[Data excerpts]

┏━━

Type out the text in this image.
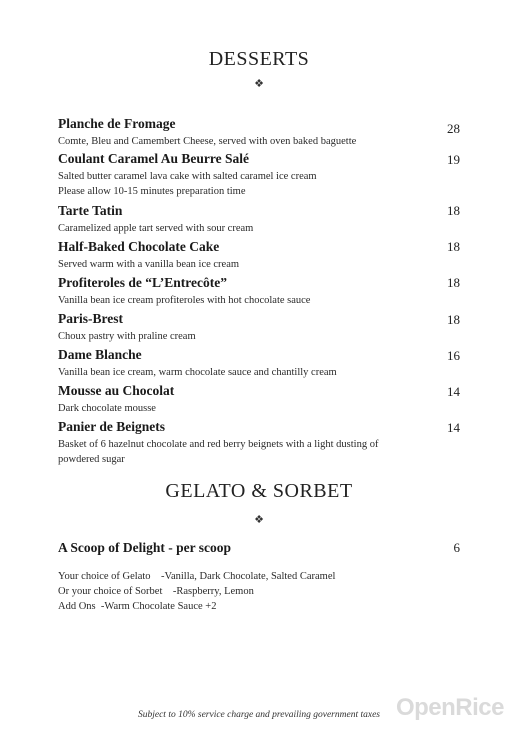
DESSERTS
❖
Planche de Fromage
Comte, Bleu and Camembert Cheese, served with oven baked baguette
28
Coulant Caramel Au Beurre Salé
Salted butter caramel lava cake with salted caramel ice cream
Please allow 10-15 minutes preparation time
19
Tarte Tatin
Caramelized apple tart served with sour cream
18
Half-Baked Chocolate Cake
Served warm with a vanilla bean ice cream
18
Profiteroles de “L’Entrecôte”
Vanilla bean ice cream profiteroles with hot chocolate sauce
18
Paris-Brest
Choux pastry with praline cream
18
Dame Blanche
Vanilla bean ice cream, warm chocolate sauce and chantilly cream
16
Mousse au Chocolat
Dark chocolate mousse
14
Panier de Beignets
Basket of 6 hazelnut chocolate and red berry beignets with a light dusting of
powdered sugar
14
GELATO & SORBET
❖
A Scoop of Delight - per scoop	6
Your choice of Gelato    -Vanilla, Dark Chocolate, Salted Caramel
Or your choice of Sorbet    -Raspberry, Lemon
Add Ons  -Warm Chocolate Sauce +2
Subject to 10% service charge and prevailing government taxes OpenRice
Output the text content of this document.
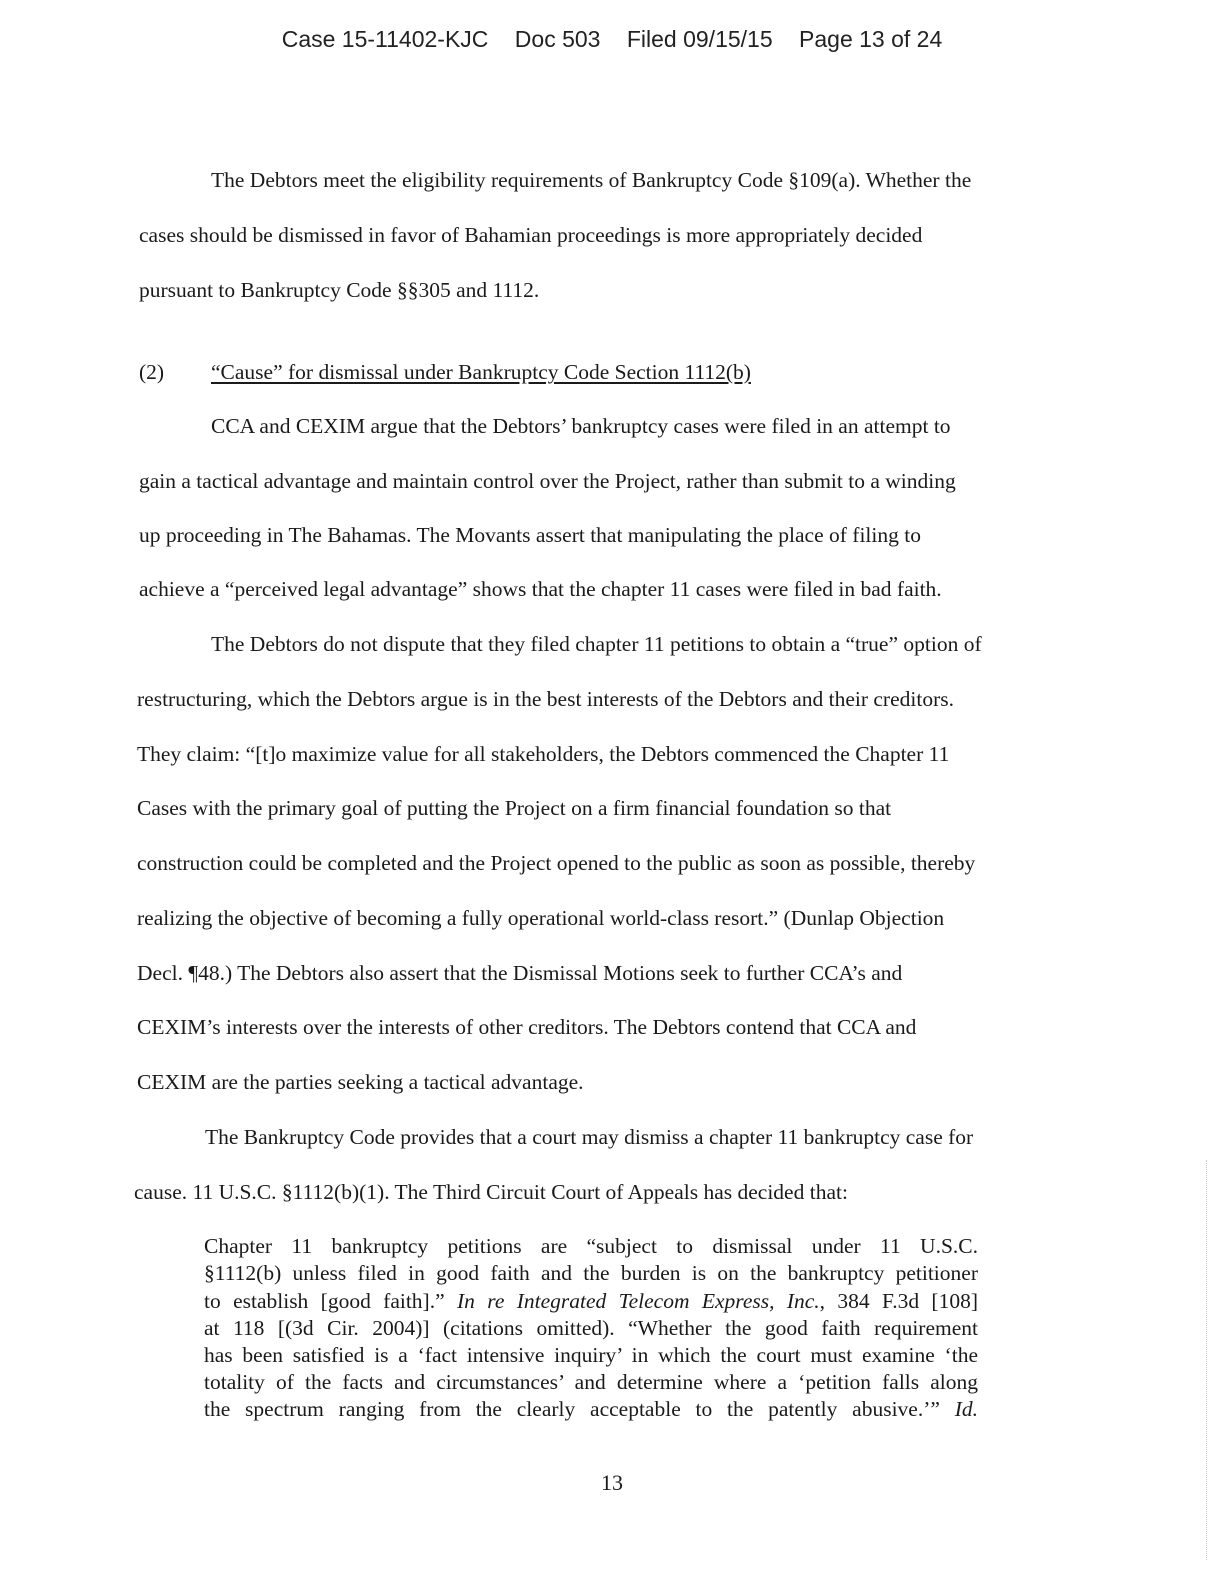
Case 15-11402-KJC Doc 503 Filed 09/15/15 Page 13 of 24
The Debtors meet the eligibility requirements of Bankruptcy Code §109(a). Whether the
cases should be dismissed in favor of Bahamian proceedings is more appropriately decided
pursuant to Bankruptcy Code §§305 and 1112.
(2) “Cause” for dismissal under Bankruptcy Code Section 1112(b)
CCA and CEXIM argue that the Debtors’ bankruptcy cases were filed in an attempt to
gain a tactical advantage and maintain control over the Project, rather than submit to a winding
up proceeding in The Bahamas. The Movants assert that manipulating the place of filing to
achieve a “perceived legal advantage” shows that the chapter 11 cases were filed in bad faith.
The Debtors do not dispute that they filed chapter 11 petitions to obtain a “true” option of
restructuring, which the Debtors argue is in the best interests of the Debtors and their creditors.
They claim: “[t]o maximize value for all stakeholders, the Debtors commenced the Chapter 11
Cases with the primary goal of putting the Project on a firm financial foundation so that
construction could be completed and the Project opened to the public as soon as possible, thereby
realizing the objective of becoming a fully operational world-class resort.” (Dunlap Objection
Decl. ¶48.) The Debtors also assert that the Dismissal Motions seek to further CCA’s and
CEXIM’s interests over the interests of other creditors. The Debtors contend that CCA and
CEXIM are the parties seeking a tactical advantage.
The Bankruptcy Code provides that a court may dismiss a chapter 11 bankruptcy case for
cause. 11 U.S.C. §1112(b)(1). The Third Circuit Court of Appeals has decided that:
Chapter 11 bankruptcy petitions are “subject to dismissal under 11 U.S.C.
§1112(b) unless filed in good faith and the burden is on the bankruptcy petitioner
to establish [good faith].” In re Integrated Telecom Express, Inc., 384 F.3d [108]
at 118 [(3d Cir. 2004)] (citations omitted). “Whether the good faith requirement
has been satisfied is a ‘fact intensive inquiry’ in which the court must examine ‘the
totality of the facts and circumstances’ and determine where a ‘petition falls along
the spectrum ranging from the clearly acceptable to the patently abusive.’” Id.
13
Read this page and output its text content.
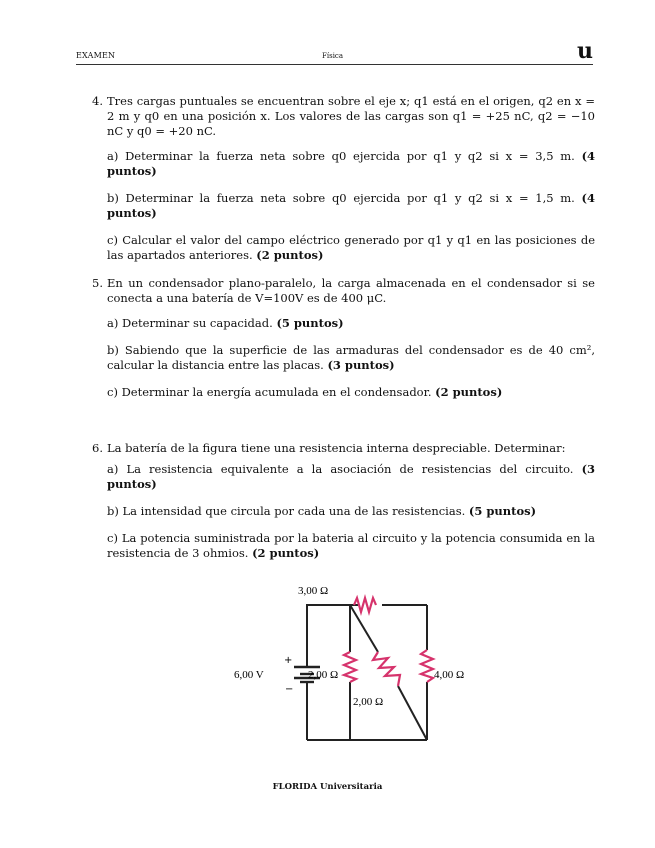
EXAMEN	Física	u
4. Tres cargas puntuales se encuentran sobre el eje x; q1 está en el origen, q2 en x = 2 m y q0 en una posición x. Los valores de las cargas son q1 = +25 nC, q2 = −10 nC y q0 = +20 nC.
a) Determinar la fuerza neta sobre q0 ejercida por q1 y q2 si x = 3,5 m. (4 puntos)
b) Determinar la fuerza neta sobre q0 ejercida por q1 y q2 si x = 1,5 m. (4 puntos)
c) Calcular el valor del campo eléctrico generado por q1 y q1 en las posiciones de las apartados anteriores. (2 puntos)
5. En un condensador plano-paralelo, la carga almacenada en el condensador si se conecta a una batería de V=100V es de 400 μC.
a) Determinar su capacidad. (5 puntos)
b) Sabiendo que la superficie de las armaduras del condensador es de 40 cm², calcular la distancia entre las placas. (3 puntos)
c) Determinar la energía acumulada en el condensador. (2 puntos)
6. La batería de la figura tiene una resistencia interna despreciable. Determinar:
a) La resistencia equivalente a la asociación de resistencias del circuito. (3 puntos)
b) La intensidad que circula por cada una de las resistencias. (5 puntos)
c) La potencia suministrada por la bateria al circuito y la potencia consumida en la resistencia de 3 ohmios. (2 puntos)
+
−
3,00 Ω
2,00 Ω
2,00 Ω
4,00 Ω
6,00 V
FLORIDA Universitaria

┗━━

Copy each line of the entries that includes the word "advantage".

- _Answer to this exercise_
gain a tactical advantage and maintain control over the Project, rather than submit to a winding
achieve a “perceived legal advantage” shows that the chapter 11 cases were filed in bad faith.
CEXIM are the parties seeking a tactical advantage.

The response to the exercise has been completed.